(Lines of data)
START

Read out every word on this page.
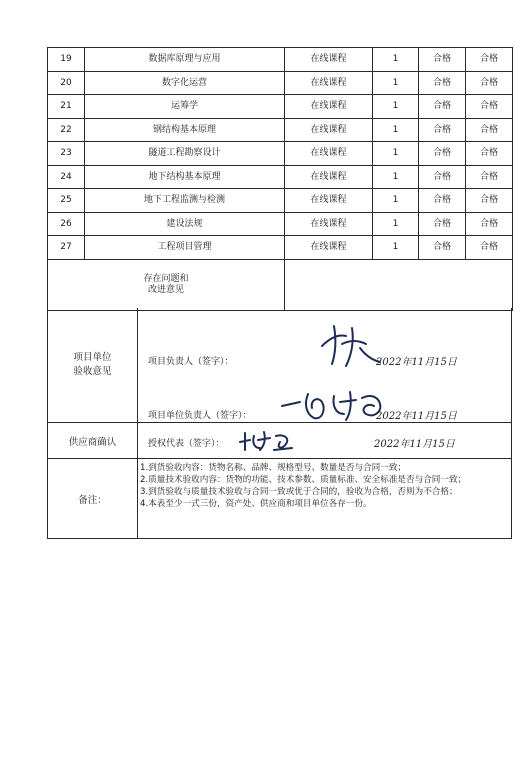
19	数据库原理与应用	在线课程	1	合格	合格
20	数字化运营	在线课程	1	合格	合格
21	运筹学	在线课程	1	合格	合格
22	钢结构基本原理	在线课程	1	合格	合格
23	隧道工程勘察设计	在线课程	1	合格	合格
24	地下结构基本原理	在线课程	1	合格	合格
25	地下工程监测与检测	在线课程	1	合格	合格
26	建设法规	在线课程	1	合格	合格
27	工程项目管理	在线课程	1	合格	合格
存在问题和
改进意见					
项目单位
验收意见
项目负责人（签字）：	2022年11月15日
项目单位负责人（签字）：	2022年11月15日
供应商确认	授权代表（签字）：	2022年11月15日
备注：
1.到货验收内容：货物名称、品牌、规格型号、数量是否与合同一致；
2.质量技术验收内容：货物的功能、技术参数、质量标准、安全标准是否与合同一致；
3.到货验收与质量技术验收与合同一致或优于合同的，验收为合格，否则为不合格；
4.本表至少一式三份，资产处、供应商和项目单位各存一份。
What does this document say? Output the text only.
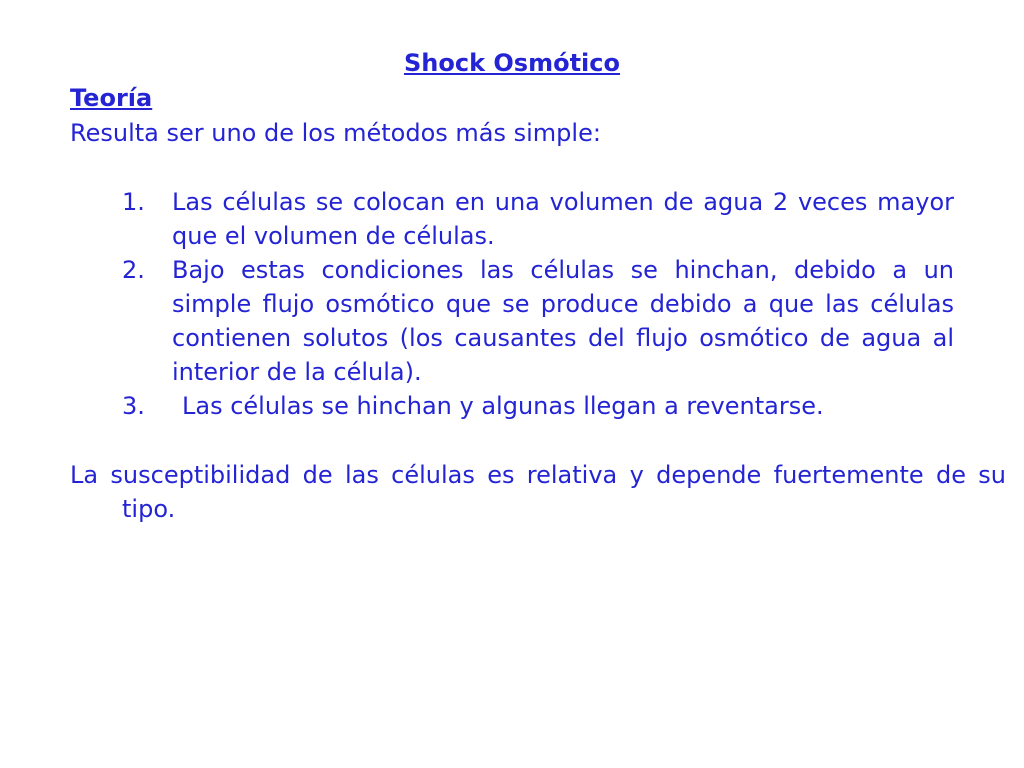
Shock Osmótico
Teoría

Resulta ser uno de los métodos más simple:

1.	Las células se colocan en una volumen de agua 2 veces mayor que el volumen de células.
2.	Bajo estas condiciones las células se hinchan, debido a un simple flujo osmótico que se produce debido a que las células contienen solutos (los causantes del flujo osmótico de agua al interior de la célula).
3.	Las células se hinchan y algunas llegan a reventarse.

La susceptibilidad de las células es relativa y depende fuertemente de su tipo.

END

[The task] Every entry above should be duplicated exactly. Do not include the images.

[Answer to this exercise]
Read out every word on this page.
19	数据库原理与应用	在线课程	1	合格	合格
20	数字化运营	在线课程	1	合格	合格
21	运筹学	在线课程	1	合格	合格
22	钢结构基本原理	在线课程	1	合格	合格
23	隧道工程勘察设计	在线课程	1	合格	合格
24	地下结构基本原理	在线课程	1	合格	合格
25	地下工程监测与检测	在线课程	1	合格	合格
26	建设法规	在线课程	1	合格	合格
27	工程项目管理	在线课程	1	合格	合格
存在问题和
改进意见					
项目单位
验收意见
项目负责人（签字）：	2022年11月15日
项目单位负责人（签字）：	2022年11月15日
供应商确认	授权代表（签字）：	2022年11月15日
备注：
1.到货验收内容：货物名称、品牌、规格型号、数量是否与合同一致；
2.质量技术验收内容：货物的功能、技术参数、质量标准、安全标准是否与合同一致；
3.到货验收与质量技术验收与合同一致或优于合同的，验收为合格，否则为不合格；
4.本表至少一式三份，资产处、供应商和项目单位各存一份。
What does this document say? Output the text only.
Shock Osmótico
Teoría

Resulta ser uno de los métodos más simple:

1.	Las células se colocan en una volumen de agua 2 veces mayor que el volumen de células.
2.	Bajo estas condiciones las células se hinchan, debido a un simple flujo osmótico que se produce debido a que las células contienen solutos (los causantes del flujo osmótico de agua al interior de la célula).
3.	Las células se hinchan y algunas llegan a reventarse.

La susceptibilidad de las células es relativa y depende fuertemente de su tipo.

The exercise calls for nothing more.